- [Input rows]:
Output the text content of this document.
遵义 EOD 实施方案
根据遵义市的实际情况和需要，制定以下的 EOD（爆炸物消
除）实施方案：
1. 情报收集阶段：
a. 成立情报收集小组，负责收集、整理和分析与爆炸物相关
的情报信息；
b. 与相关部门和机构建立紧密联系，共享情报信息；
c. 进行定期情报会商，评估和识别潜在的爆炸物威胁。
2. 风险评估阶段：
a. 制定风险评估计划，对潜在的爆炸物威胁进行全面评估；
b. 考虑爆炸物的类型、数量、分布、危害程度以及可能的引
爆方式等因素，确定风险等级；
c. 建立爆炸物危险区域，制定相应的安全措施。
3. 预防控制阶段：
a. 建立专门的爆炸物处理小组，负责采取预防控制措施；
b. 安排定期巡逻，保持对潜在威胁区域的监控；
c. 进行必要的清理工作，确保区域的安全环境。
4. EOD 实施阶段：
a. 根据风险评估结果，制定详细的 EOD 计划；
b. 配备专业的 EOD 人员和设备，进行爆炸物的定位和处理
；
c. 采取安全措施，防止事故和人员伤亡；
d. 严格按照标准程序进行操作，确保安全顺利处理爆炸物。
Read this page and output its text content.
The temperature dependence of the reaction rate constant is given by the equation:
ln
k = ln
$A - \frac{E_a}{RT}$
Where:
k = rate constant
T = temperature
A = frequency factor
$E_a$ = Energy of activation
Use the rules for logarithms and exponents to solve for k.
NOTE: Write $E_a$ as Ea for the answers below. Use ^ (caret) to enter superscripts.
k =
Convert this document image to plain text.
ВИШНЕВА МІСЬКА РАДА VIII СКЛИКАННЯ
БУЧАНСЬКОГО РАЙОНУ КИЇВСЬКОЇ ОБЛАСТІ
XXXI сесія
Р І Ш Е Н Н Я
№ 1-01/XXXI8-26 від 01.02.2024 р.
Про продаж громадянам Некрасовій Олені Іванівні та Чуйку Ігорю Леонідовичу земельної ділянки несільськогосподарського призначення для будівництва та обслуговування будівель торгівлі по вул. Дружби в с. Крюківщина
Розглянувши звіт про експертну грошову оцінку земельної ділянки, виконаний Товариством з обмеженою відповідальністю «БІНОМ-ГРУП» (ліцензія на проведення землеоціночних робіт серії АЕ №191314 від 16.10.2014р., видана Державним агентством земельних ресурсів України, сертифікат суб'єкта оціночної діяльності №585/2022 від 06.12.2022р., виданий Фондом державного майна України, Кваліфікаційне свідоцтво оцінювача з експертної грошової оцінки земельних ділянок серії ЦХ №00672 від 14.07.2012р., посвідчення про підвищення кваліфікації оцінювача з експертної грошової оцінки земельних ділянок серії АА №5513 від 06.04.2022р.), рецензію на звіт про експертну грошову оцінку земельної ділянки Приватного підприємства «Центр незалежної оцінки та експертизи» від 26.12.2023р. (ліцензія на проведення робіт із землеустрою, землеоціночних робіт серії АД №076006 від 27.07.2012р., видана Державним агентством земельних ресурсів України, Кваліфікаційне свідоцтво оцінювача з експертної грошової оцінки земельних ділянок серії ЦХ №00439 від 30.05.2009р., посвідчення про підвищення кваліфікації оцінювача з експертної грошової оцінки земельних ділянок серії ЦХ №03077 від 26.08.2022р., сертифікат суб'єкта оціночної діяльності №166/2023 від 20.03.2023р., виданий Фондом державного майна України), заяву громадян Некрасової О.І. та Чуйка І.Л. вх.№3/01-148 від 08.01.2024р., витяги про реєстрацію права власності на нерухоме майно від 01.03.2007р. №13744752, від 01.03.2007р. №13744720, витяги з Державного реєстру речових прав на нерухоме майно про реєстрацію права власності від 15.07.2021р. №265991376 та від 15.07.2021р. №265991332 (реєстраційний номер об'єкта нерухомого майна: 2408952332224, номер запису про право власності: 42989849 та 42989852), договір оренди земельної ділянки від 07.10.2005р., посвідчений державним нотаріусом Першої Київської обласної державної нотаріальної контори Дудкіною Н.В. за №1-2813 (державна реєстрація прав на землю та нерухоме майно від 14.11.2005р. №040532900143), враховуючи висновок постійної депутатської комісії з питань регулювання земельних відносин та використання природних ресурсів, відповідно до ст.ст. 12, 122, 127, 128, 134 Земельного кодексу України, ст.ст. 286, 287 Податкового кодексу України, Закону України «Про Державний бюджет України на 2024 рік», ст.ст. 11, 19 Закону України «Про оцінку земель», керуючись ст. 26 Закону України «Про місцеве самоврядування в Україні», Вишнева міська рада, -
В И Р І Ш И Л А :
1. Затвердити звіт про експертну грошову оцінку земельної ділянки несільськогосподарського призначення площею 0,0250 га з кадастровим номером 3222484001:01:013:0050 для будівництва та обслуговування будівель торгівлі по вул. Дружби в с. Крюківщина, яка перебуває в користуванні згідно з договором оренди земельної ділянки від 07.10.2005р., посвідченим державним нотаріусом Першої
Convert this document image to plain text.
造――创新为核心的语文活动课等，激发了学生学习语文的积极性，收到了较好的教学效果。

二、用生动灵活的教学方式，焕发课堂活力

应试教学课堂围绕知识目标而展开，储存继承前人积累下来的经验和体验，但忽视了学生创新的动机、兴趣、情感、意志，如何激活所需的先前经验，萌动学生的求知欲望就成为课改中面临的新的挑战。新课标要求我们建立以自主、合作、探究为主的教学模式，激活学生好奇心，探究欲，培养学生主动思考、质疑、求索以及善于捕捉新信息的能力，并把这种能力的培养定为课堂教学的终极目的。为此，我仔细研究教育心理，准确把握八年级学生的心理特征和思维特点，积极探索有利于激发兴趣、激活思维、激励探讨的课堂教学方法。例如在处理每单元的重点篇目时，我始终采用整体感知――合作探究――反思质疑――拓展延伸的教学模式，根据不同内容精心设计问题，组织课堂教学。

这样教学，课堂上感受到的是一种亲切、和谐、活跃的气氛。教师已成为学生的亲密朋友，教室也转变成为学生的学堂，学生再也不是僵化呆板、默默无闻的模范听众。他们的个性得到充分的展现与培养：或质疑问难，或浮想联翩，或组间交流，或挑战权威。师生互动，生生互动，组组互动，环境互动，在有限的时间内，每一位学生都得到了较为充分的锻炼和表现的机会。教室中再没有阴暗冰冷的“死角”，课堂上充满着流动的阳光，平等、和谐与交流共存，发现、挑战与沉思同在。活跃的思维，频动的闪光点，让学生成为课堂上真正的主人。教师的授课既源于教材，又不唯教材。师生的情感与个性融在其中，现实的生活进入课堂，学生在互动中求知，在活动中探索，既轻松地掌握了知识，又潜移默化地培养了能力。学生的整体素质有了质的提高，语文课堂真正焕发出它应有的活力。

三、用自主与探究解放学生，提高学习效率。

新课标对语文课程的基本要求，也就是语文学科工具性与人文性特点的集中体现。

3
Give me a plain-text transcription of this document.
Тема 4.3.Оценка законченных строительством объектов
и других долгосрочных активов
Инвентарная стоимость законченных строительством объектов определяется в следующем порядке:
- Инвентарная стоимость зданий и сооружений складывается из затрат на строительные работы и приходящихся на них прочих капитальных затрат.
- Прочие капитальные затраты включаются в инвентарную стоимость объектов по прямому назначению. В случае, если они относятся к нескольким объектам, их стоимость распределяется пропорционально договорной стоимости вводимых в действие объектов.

- [What to produce]:
Reproduce the material in full, with no word added or dropped.

- [Expected answer]:
Output the text content of this document.
遵义 EOD 实施方案
根据遵义市的实际情况和需要，制定以下的 EOD（爆炸物消
除）实施方案：
1. 情报收集阶段：
a. 成立情报收集小组，负责收集、整理和分析与爆炸物相关
的情报信息；
b. 与相关部门和机构建立紧密联系，共享情报信息；
c. 进行定期情报会商，评估和识别潜在的爆炸物威胁。
2. 风险评估阶段：
a. 制定风险评估计划，对潜在的爆炸物威胁进行全面评估；
b. 考虑爆炸物的类型、数量、分布、危害程度以及可能的引
爆方式等因素，确定风险等级；
c. 建立爆炸物危险区域，制定相应的安全措施。
3. 预防控制阶段：
a. 建立专门的爆炸物处理小组，负责采取预防控制措施；
b. 安排定期巡逻，保持对潜在威胁区域的监控；
c. 进行必要的清理工作，确保区域的安全环境。
4. EOD 实施阶段：
a. 根据风险评估结果，制定详细的 EOD 计划；
b. 配备专业的 EOD 人员和设备，进行爆炸物的定位和处理
；
c. 采取安全措施，防止事故和人员伤亡；
d. 严格按照标准程序进行操作，确保安全顺利处理爆炸物。
Read this page and output its text content.
The temperature dependence of the reaction rate constant is given by the equation:
ln
k = ln
$A - \frac{E_a}{RT}$
Where:
k = rate constant
T = temperature
A = frequency factor
$E_a$ = Energy of activation
Use the rules for logarithms and exponents to solve for k.
NOTE: Write $E_a$ as Ea for the answers below. Use ^ (caret) to enter superscripts.
k =
Convert this document image to plain text.
ВИШНЕВА МІСЬКА РАДА VIII СКЛИКАННЯ
БУЧАНСЬКОГО РАЙОНУ КИЇВСЬКОЇ ОБЛАСТІ
XXXI сесія
Р І Ш Е Н Н Я
№ 1-01/XXXI8-26 від 01.02.2024 р.
Про продаж громадянам Некрасовій Олені Іванівні та Чуйку Ігорю Леонідовичу земельної ділянки несільськогосподарського призначення для будівництва та обслуговування будівель торгівлі по вул. Дружби в с. Крюківщина
Розглянувши звіт про експертну грошову оцінку земельної ділянки, виконаний Товариством з обмеженою відповідальністю «БІНОМ-ГРУП» (ліцензія на проведення землеоціночних робіт серії АЕ №191314 від 16.10.2014р., видана Державним агентством земельних ресурсів України, сертифікат суб'єкта оціночної діяльності №585/2022 від 06.12.2022р., виданий Фондом державного майна України, Кваліфікаційне свідоцтво оцінювача з експертної грошової оцінки земельних ділянок серії ЦХ №00672 від 14.07.2012р., посвідчення про підвищення кваліфікації оцінювача з експертної грошової оцінки земельних ділянок серії АА №5513 від 06.04.2022р.), рецензію на звіт про експертну грошову оцінку земельної ділянки Приватного підприємства «Центр незалежної оцінки та експертизи» від 26.12.2023р. (ліцензія на проведення робіт із землеустрою, землеоціночних робіт серії АД №076006 від 27.07.2012р., видана Державним агентством земельних ресурсів України, Кваліфікаційне свідоцтво оцінювача з експертної грошової оцінки земельних ділянок серії ЦХ №00439 від 30.05.2009р., посвідчення про підвищення кваліфікації оцінювача з експертної грошової оцінки земельних ділянок серії ЦХ №03077 від 26.08.2022р., сертифікат суб'єкта оціночної діяльності №166/2023 від 20.03.2023р., виданий Фондом державного майна України), заяву громадян Некрасової О.І. та Чуйка І.Л. вх.№3/01-148 від 08.01.2024р., витяги про реєстрацію права власності на нерухоме майно від 01.03.2007р. №13744752, від 01.03.2007р. №13744720, витяги з Державного реєстру речових прав на нерухоме майно про реєстрацію права власності від 15.07.2021р. №265991376 та від 15.07.2021р. №265991332 (реєстраційний номер об'єкта нерухомого майна: 2408952332224, номер запису про право власності: 42989849 та 42989852), договір оренди земельної ділянки від 07.10.2005р., посвідчений державним нотаріусом Першої Київської обласної державної нотаріальної контори Дудкіною Н.В. за №1-2813 (державна реєстрація прав на землю та нерухоме майно від 14.11.2005р. №040532900143), враховуючи висновок постійної депутатської комісії з питань регулювання земельних відносин та використання природних ресурсів, відповідно до ст.ст. 12, 122, 127, 128, 134 Земельного кодексу України, ст.ст. 286, 287 Податкового кодексу України, Закону України «Про Державний бюджет України на 2024 рік», ст.ст. 11, 19 Закону України «Про оцінку земель», керуючись ст. 26 Закону України «Про місцеве самоврядування в Україні», Вишнева міська рада, -
В И Р І Ш И Л А :
1. Затвердити звіт про експертну грошову оцінку земельної ділянки несільськогосподарського призначення площею 0,0250 га з кадастровим номером 3222484001:01:013:0050 для будівництва та обслуговування будівель торгівлі по вул. Дружби в с. Крюківщина, яка перебуває в користуванні згідно з договором оренди земельної ділянки від 07.10.2005р., посвідченим державним нотаріусом Першої
Convert this document image to plain text.
造――创新为核心的语文活动课等，激发了学生学习语文的积极性，收到了较好的教学效果。

二、用生动灵活的教学方式，焕发课堂活力

应试教学课堂围绕知识目标而展开，储存继承前人积累下来的经验和体验，但忽视了学生创新的动机、兴趣、情感、意志，如何激活所需的先前经验，萌动学生的求知欲望就成为课改中面临的新的挑战。新课标要求我们建立以自主、合作、探究为主的教学模式，激活学生好奇心，探究欲，培养学生主动思考、质疑、求索以及善于捕捉新信息的能力，并把这种能力的培养定为课堂教学的终极目的。为此，我仔细研究教育心理，准确把握八年级学生的心理特征和思维特点，积极探索有利于激发兴趣、激活思维、激励探讨的课堂教学方法。例如在处理每单元的重点篇目时，我始终采用整体感知――合作探究――反思质疑――拓展延伸的教学模式，根据不同内容精心设计问题，组织课堂教学。

这样教学，课堂上感受到的是一种亲切、和谐、活跃的气氛。教师已成为学生的亲密朋友，教室也转变成为学生的学堂，学生再也不是僵化呆板、默默无闻的模范听众。他们的个性得到充分的展现与培养：或质疑问难，或浮想联翩，或组间交流，或挑战权威。师生互动，生生互动，组组互动，环境互动，在有限的时间内，每一位学生都得到了较为充分的锻炼和表现的机会。教室中再没有阴暗冰冷的“死角”，课堂上充满着流动的阳光，平等、和谐与交流共存，发现、挑战与沉思同在。活跃的思维，频动的闪光点，让学生成为课堂上真正的主人。教师的授课既源于教材，又不唯教材。师生的情感与个性融在其中，现实的生活进入课堂，学生在互动中求知，在活动中探索，既轻松地掌握了知识，又潜移默化地培养了能力。学生的整体素质有了质的提高，语文课堂真正焕发出它应有的活力。

三、用自主与探究解放学生，提高学习效率。

新课标对语文课程的基本要求，也就是语文学科工具性与人文性特点的集中体现。

3
Give me a plain-text transcription of this document.
Тема 4.3.Оценка законченных строительством объектов
и других долгосрочных активов
Инвентарная стоимость законченных строительством объектов определяется в следующем порядке:
- Инвентарная стоимость зданий и сооружений складывается из затрат на строительные работы и приходящихся на них прочих капитальных затрат.
- Прочие капитальные затраты включаются в инвентарную стоимость объектов по прямому назначению. В случае, если они относятся к нескольким объектам, их стоимость распределяется пропорционально договорной стоимости вводимых в действие объектов.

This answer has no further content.